## [Task directions]
Read the entries below and pull out each line with the string "KINROSS".

__________

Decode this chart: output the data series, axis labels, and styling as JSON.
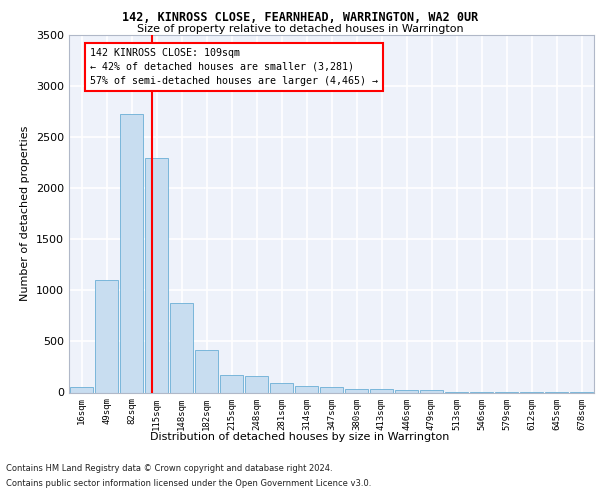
{
  "title": "142, KINROSS CLOSE, FEARNHEAD, WARRINGTON, WA2 0UR",
  "subtitle": "Size of property relative to detached houses in Warrington",
  "xlabel": "Distribution of detached houses by size in Warrington",
  "ylabel": "Number of detached properties",
  "bar_color": "#c8ddf0",
  "bar_edge_color": "#6aaed6",
  "background_color": "#eef2fa",
  "grid_color": "#ffffff",
  "categories": [
    "16sqm",
    "49sqm",
    "82sqm",
    "115sqm",
    "148sqm",
    "182sqm",
    "215sqm",
    "248sqm",
    "281sqm",
    "314sqm",
    "347sqm",
    "380sqm",
    "413sqm",
    "446sqm",
    "479sqm",
    "513sqm",
    "546sqm",
    "579sqm",
    "612sqm",
    "645sqm",
    "678sqm"
  ],
  "values": [
    50,
    1100,
    2730,
    2300,
    880,
    420,
    170,
    160,
    90,
    65,
    55,
    30,
    30,
    20,
    20,
    5,
    5,
    3,
    2,
    2,
    2
  ],
  "ylim": [
    0,
    3500
  ],
  "yticks": [
    0,
    500,
    1000,
    1500,
    2000,
    2500,
    3000,
    3500
  ],
  "property_label": "142 KINROSS CLOSE: 109sqm",
  "arrow_left_text": "← 42% of detached houses are smaller (3,281)",
  "arrow_right_text": "57% of semi-detached houses are larger (4,465) →",
  "footer_line1": "Contains HM Land Registry data © Crown copyright and database right 2024.",
  "footer_line2": "Contains public sector information licensed under the Open Government Licence v3.0."
}
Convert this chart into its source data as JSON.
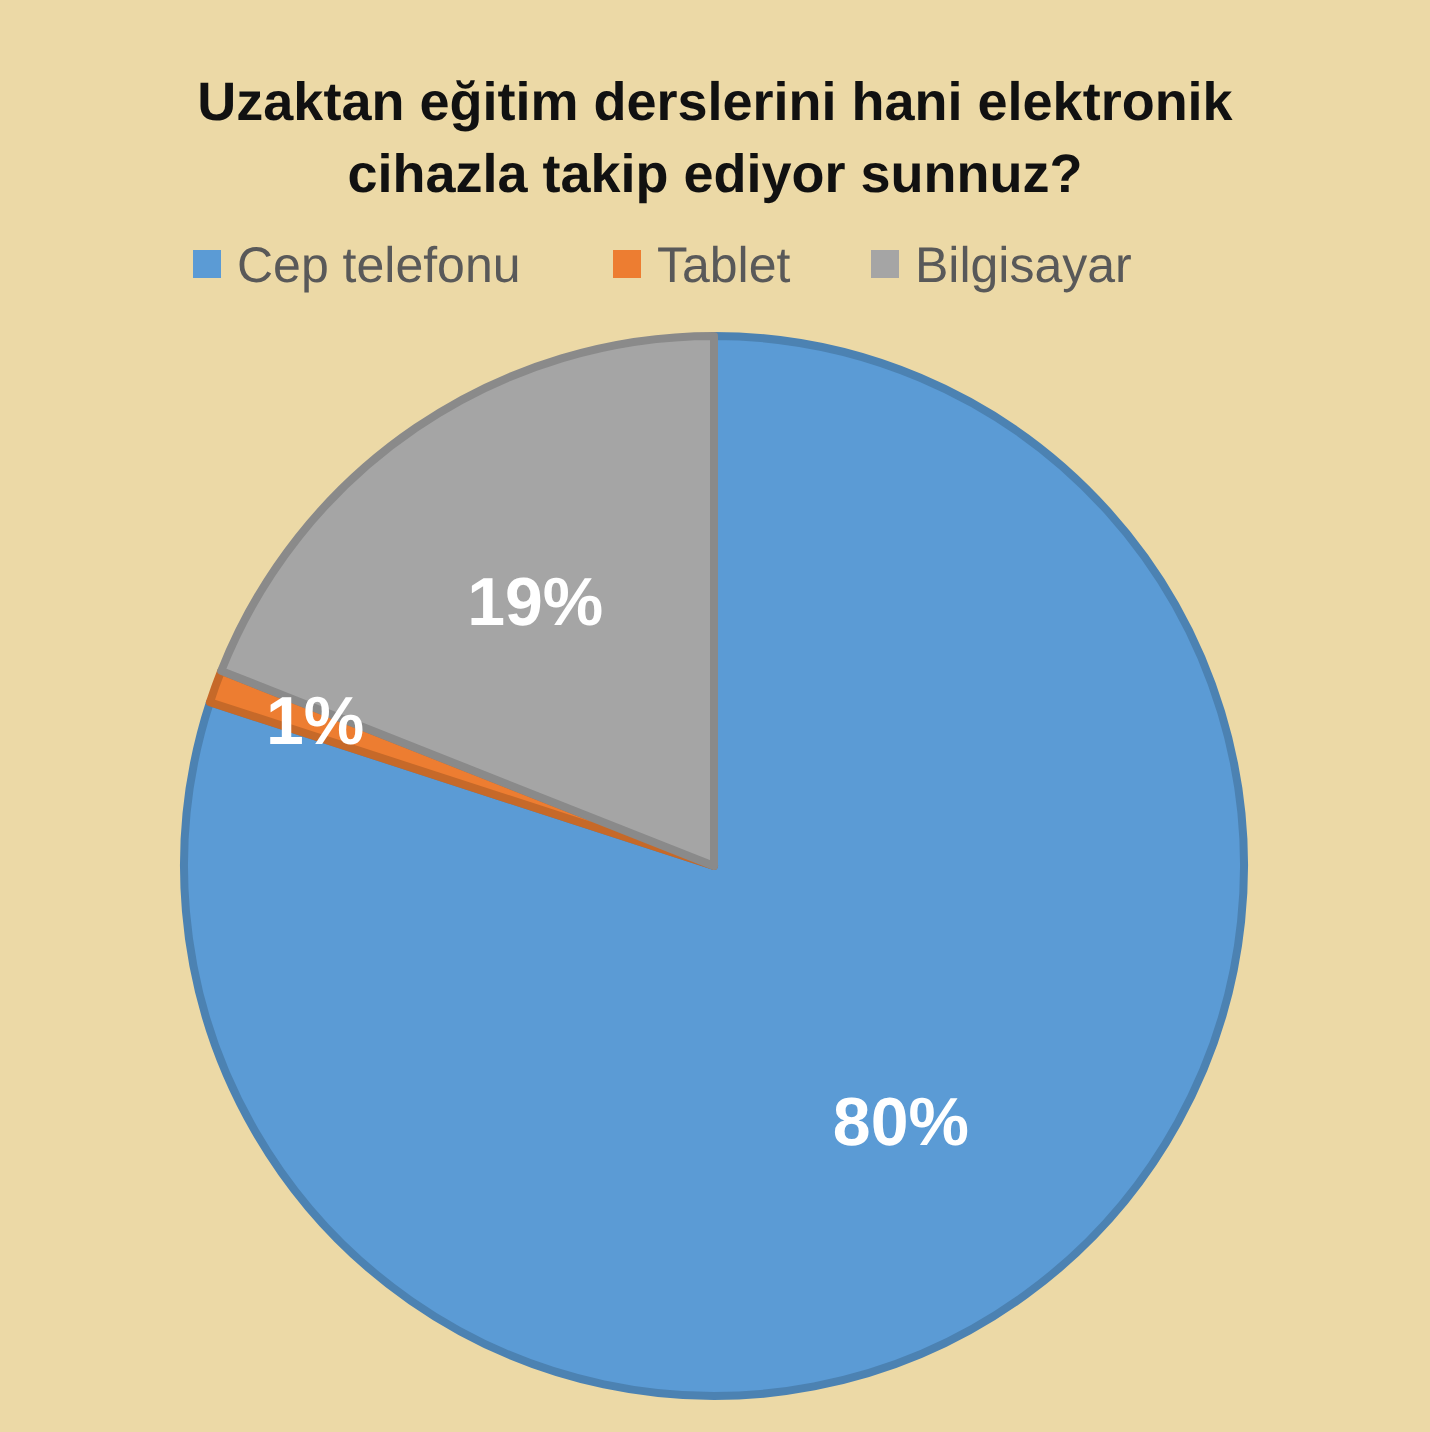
{
  "chart_data": {
    "type": "pie",
    "title": "Uzaktan eğitim derslerini hani elektronik cihazla takip ediyor sunnuz?",
    "categories": [
      "Cep telefonu",
      "Tablet",
      "Bilgisayar"
    ],
    "values": [
      80,
      1,
      19
    ],
    "colors": [
      "#5b9bd5",
      "#ed7d31",
      "#a5a5a5"
    ],
    "value_labels": [
      "80%",
      "1%",
      "19%"
    ],
    "legend": "top"
  }
}
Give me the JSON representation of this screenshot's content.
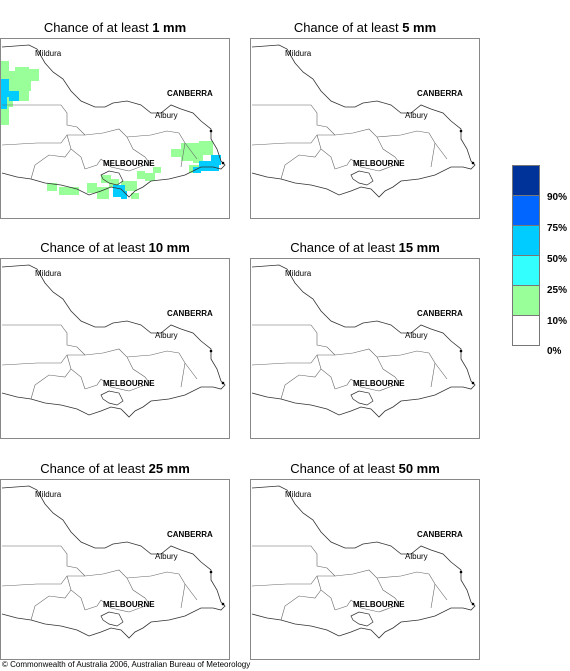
{
  "panels": [
    {
      "title_prefix": "Chance of at least ",
      "title_amount": "1 mm",
      "shading": true
    },
    {
      "title_prefix": "Chance of at least ",
      "title_amount": "5 mm",
      "shading": false
    },
    {
      "title_prefix": "Chance of at least ",
      "title_amount": "10 mm",
      "shading": false
    },
    {
      "title_prefix": "Chance of at least ",
      "title_amount": "15 mm",
      "shading": false
    },
    {
      "title_prefix": "Chance of at least ",
      "title_amount": "25 mm",
      "shading": false
    },
    {
      "title_prefix": "Chance of at least ",
      "title_amount": "50 mm",
      "shading": false
    }
  ],
  "map_labels": {
    "mildura": "Mildura",
    "canberra": "CANBERRA",
    "albury": "Albury",
    "melbourne": "MELBOURNE"
  },
  "legend": {
    "colors": [
      "#003399",
      "#0066ff",
      "#00ccff",
      "#33ffff",
      "#99ff99",
      "#ffffff"
    ],
    "ticks": [
      "90%",
      "75%",
      "50%",
      "25%",
      "10%",
      "0%"
    ]
  },
  "footer": "© Commonwealth of Australia 2006, Australian Bureau of Meteorology"
}
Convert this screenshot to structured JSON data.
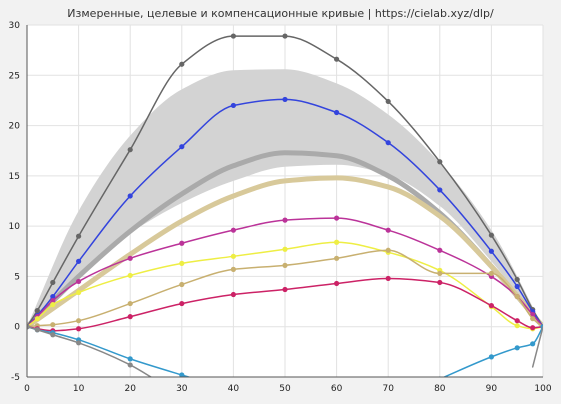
{
  "chart_data": {
    "type": "line",
    "title": "Измеренные, целевые и компенсационные кривые | https://cielab.xyz/dlp/",
    "xlabel": "",
    "ylabel": "",
    "xlim": [
      0,
      100
    ],
    "ylim": [
      -5,
      30
    ],
    "x_ticks": [
      0,
      10,
      20,
      30,
      40,
      50,
      60,
      70,
      80,
      90,
      100
    ],
    "y_ticks": [
      -5,
      0,
      5,
      10,
      15,
      20,
      25,
      30
    ],
    "grid": true,
    "band": {
      "x": [
        0,
        10,
        20,
        30,
        40,
        50,
        60,
        70,
        80,
        90,
        100
      ],
      "upper": [
        0,
        11.5,
        19,
        23.6,
        25.5,
        25.6,
        24.2,
        21.1,
        16.3,
        9.6,
        0
      ],
      "lower": [
        0,
        5.3,
        9.3,
        12.3,
        14.5,
        15.9,
        16.1,
        15.1,
        12.0,
        6.5,
        0
      ],
      "color": "#d3d3d3"
    },
    "series": [
      {
        "x": [
          0,
          10,
          20,
          30,
          40,
          50,
          60,
          70,
          80,
          90,
          100
        ],
        "y": [
          0,
          5.0,
          9.5,
          13.2,
          16.0,
          17.3,
          17.0,
          15.0,
          11.3,
          6.0,
          0
        ],
        "color": "#aaaaaa",
        "width": 5,
        "markers": false
      },
      {
        "x": [
          0,
          10,
          20,
          30,
          40,
          50,
          60,
          70,
          80,
          90,
          100
        ],
        "y": [
          0,
          3.6,
          7.2,
          10.5,
          13.0,
          14.5,
          14.8,
          13.9,
          11.0,
          6.0,
          0
        ],
        "color": "#d8c99a",
        "width": 5,
        "markers": false
      },
      {
        "x": [
          0,
          2,
          5,
          10,
          20,
          30,
          40,
          50,
          60,
          70,
          80,
          90,
          95,
          98,
          100
        ],
        "y": [
          0,
          1.6,
          4.4,
          9.0,
          17.6,
          26.1,
          28.9,
          28.9,
          26.6,
          22.4,
          16.4,
          9.1,
          4.7,
          1.7,
          0
        ],
        "color": "#666666",
        "width": 1.5,
        "markers": true
      },
      {
        "x": [
          0,
          2,
          5,
          10,
          20,
          30,
          40,
          50,
          60,
          70,
          80,
          90,
          95,
          98,
          100
        ],
        "y": [
          0,
          1.1,
          3.0,
          6.5,
          13.0,
          17.9,
          22.0,
          22.6,
          21.3,
          18.3,
          13.6,
          7.5,
          4.0,
          1.5,
          0
        ],
        "color": "#3344dd",
        "width": 1.5,
        "markers": true
      },
      {
        "x": [
          0,
          2,
          5,
          10,
          20,
          30,
          40,
          50,
          60,
          70,
          80,
          90,
          95,
          98,
          100
        ],
        "y": [
          0,
          1.0,
          2.6,
          4.5,
          6.8,
          8.3,
          9.6,
          10.6,
          10.8,
          9.6,
          7.6,
          5.0,
          3.0,
          1.2,
          0
        ],
        "color": "#bb3399",
        "width": 1.5,
        "markers": true
      },
      {
        "x": [
          0,
          2,
          5,
          10,
          20,
          30,
          40,
          50,
          60,
          70,
          80,
          90,
          95,
          98,
          100
        ],
        "y": [
          0,
          0.8,
          2.2,
          3.4,
          5.1,
          6.3,
          7.0,
          7.7,
          8.4,
          7.4,
          5.6,
          2.0,
          0.1,
          -0.2,
          0
        ],
        "color": "#eeee44",
        "width": 1.5,
        "markers": true
      },
      {
        "x": [
          0,
          2,
          5,
          10,
          20,
          30,
          40,
          50,
          60,
          70,
          80,
          90,
          95,
          98,
          100
        ],
        "y": [
          0,
          0.1,
          0.2,
          0.6,
          2.3,
          4.2,
          5.7,
          6.1,
          6.8,
          7.6,
          5.3,
          5.3,
          3.0,
          0.8,
          0
        ],
        "color": "#c8b070",
        "width": 1.5,
        "markers": true
      },
      {
        "x": [
          0,
          2,
          5,
          10,
          20,
          30,
          40,
          50,
          60,
          70,
          80,
          90,
          95,
          98,
          100
        ],
        "y": [
          0,
          -0.2,
          -0.4,
          -0.2,
          1.0,
          2.3,
          3.2,
          3.7,
          4.3,
          4.8,
          4.4,
          2.1,
          0.6,
          -0.1,
          0
        ],
        "color": "#cc2266",
        "width": 1.5,
        "markers": true
      },
      {
        "x": [
          0,
          2,
          5,
          10,
          20,
          30,
          40
        ],
        "y": [
          0,
          -0.3,
          -0.6,
          -1.3,
          -3.2,
          -4.8,
          -6.3
        ],
        "color": "#3399cc",
        "width": 1.5,
        "markers": true
      },
      {
        "x": [
          80,
          90,
          95,
          98,
          100
        ],
        "y": [
          -5.2,
          -3.0,
          -2.1,
          -1.7,
          0
        ],
        "color": "#3399cc",
        "width": 1.5,
        "markers": true
      },
      {
        "x": [
          0,
          2,
          5,
          10,
          20,
          25
        ],
        "y": [
          0,
          -0.3,
          -0.8,
          -1.6,
          -3.8,
          -5.3
        ],
        "color": "#888888",
        "width": 1.5,
        "markers": true
      },
      {
        "x": [
          98,
          100
        ],
        "y": [
          -4.0,
          0
        ],
        "color": "#888888",
        "width": 1.5,
        "markers": false
      }
    ]
  }
}
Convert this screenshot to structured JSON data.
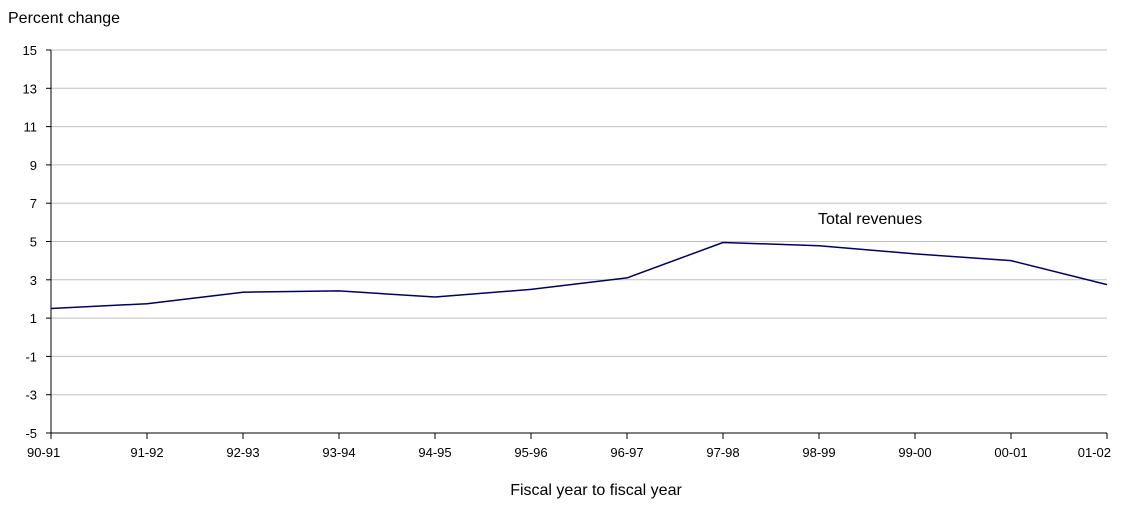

__________

## [Answer to the exercise]
  "title": "142, KINROSS CLOSE, FEARNHEAD, WARRINGTON, WA2 0UR",
  "property_label": "142 KINROSS CLOSE: 109sqm",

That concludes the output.